* start *

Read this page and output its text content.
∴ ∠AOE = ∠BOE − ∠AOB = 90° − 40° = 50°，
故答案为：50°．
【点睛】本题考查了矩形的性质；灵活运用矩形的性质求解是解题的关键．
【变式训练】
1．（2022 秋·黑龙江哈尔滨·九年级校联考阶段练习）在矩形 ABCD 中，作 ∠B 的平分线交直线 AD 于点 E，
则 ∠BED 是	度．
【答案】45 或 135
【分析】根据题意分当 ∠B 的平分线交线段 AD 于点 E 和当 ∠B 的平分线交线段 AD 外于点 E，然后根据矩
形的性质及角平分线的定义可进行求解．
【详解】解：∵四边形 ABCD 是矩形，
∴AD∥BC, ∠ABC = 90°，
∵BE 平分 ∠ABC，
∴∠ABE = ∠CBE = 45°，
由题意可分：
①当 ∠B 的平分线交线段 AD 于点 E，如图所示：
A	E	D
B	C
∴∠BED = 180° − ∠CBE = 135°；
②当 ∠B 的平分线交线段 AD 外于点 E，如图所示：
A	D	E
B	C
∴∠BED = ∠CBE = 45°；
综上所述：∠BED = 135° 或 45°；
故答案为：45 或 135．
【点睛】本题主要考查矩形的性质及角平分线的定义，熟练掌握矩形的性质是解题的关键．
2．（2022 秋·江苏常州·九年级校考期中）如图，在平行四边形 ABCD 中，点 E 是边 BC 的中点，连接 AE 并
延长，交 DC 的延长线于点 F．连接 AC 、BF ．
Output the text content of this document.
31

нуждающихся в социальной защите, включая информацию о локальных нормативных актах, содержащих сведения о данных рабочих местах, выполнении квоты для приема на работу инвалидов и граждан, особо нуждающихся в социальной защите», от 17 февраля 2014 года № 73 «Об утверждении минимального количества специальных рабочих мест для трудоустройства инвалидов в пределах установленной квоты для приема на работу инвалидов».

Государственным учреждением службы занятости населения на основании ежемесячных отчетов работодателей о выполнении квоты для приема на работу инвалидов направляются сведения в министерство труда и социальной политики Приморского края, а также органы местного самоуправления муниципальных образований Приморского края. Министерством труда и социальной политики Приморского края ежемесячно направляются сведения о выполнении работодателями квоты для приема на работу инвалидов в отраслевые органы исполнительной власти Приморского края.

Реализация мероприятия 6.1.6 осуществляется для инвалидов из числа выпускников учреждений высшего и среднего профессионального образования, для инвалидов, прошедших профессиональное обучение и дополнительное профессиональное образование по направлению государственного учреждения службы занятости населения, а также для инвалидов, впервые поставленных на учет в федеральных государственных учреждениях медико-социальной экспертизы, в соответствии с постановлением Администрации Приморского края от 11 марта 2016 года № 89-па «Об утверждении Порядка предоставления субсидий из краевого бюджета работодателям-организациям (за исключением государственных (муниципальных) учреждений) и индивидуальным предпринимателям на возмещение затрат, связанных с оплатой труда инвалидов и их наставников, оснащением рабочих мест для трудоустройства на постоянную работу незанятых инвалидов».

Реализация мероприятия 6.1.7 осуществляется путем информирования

* end *

» Exercise directions
Output all records verbatim.

» Response to the exercise
Read this page and output its text content.
∴ ∠AOE = ∠BOE − ∠AOB = 90° − 40° = 50°，
故答案为：50°．
【点睛】本题考查了矩形的性质；灵活运用矩形的性质求解是解题的关键．
【变式训练】
1．（2022 秋·黑龙江哈尔滨·九年级校联考阶段练习）在矩形 ABCD 中，作 ∠B 的平分线交直线 AD 于点 E，
则 ∠BED 是	度．
【答案】45 或 135
【分析】根据题意分当 ∠B 的平分线交线段 AD 于点 E 和当 ∠B 的平分线交线段 AD 外于点 E，然后根据矩
形的性质及角平分线的定义可进行求解．
【详解】解：∵四边形 ABCD 是矩形，
∴AD∥BC, ∠ABC = 90°，
∵BE 平分 ∠ABC，
∴∠ABE = ∠CBE = 45°，
由题意可分：
①当 ∠B 的平分线交线段 AD 于点 E，如图所示：
A	E	D
B	C
∴∠BED = 180° − ∠CBE = 135°；
②当 ∠B 的平分线交线段 AD 外于点 E，如图所示：
A	D	E
B	C
∴∠BED = ∠CBE = 45°；
综上所述：∠BED = 135° 或 45°；
故答案为：45 或 135．
【点睛】本题主要考查矩形的性质及角平分线的定义，熟练掌握矩形的性质是解题的关键．
2．（2022 秋·江苏常州·九年级校考期中）如图，在平行四边形 ABCD 中，点 E 是边 BC 的中点，连接 AE 并
延长，交 DC 的延长线于点 F．连接 AC 、BF ．
Output the text content of this document.
31

нуждающихся в социальной защите, включая информацию о локальных нормативных актах, содержащих сведения о данных рабочих местах, выполнении квоты для приема на работу инвалидов и граждан, особо нуждающихся в социальной защите», от 17 февраля 2014 года № 73 «Об утверждении минимального количества специальных рабочих мест для трудоустройства инвалидов в пределах установленной квоты для приема на работу инвалидов».

Государственным учреждением службы занятости населения на основании ежемесячных отчетов работодателей о выполнении квоты для приема на работу инвалидов направляются сведения в министерство труда и социальной политики Приморского края, а также органы местного самоуправления муниципальных образований Приморского края. Министерством труда и социальной политики Приморского края ежемесячно направляются сведения о выполнении работодателями квоты для приема на работу инвалидов в отраслевые органы исполнительной власти Приморского края.

Реализация мероприятия 6.1.6 осуществляется для инвалидов из числа выпускников учреждений высшего и среднего профессионального образования, для инвалидов, прошедших профессиональное обучение и дополнительное профессиональное образование по направлению государственного учреждения службы занятости населения, а также для инвалидов, впервые поставленных на учет в федеральных государственных учреждениях медико-социальной экспертизы, в соответствии с постановлением Администрации Приморского края от 11 марта 2016 года № 89-па «Об утверждении Порядка предоставления субсидий из краевого бюджета работодателям-организациям (за исключением государственных (муниципальных) учреждений) и индивидуальным предпринимателям на возмещение затрат, связанных с оплатой труда инвалидов и их наставников, оснащением рабочих мест для трудоустройства на постоянную работу незанятых инвалидов».

Реализация мероприятия 6.1.7 осуществляется путем информирования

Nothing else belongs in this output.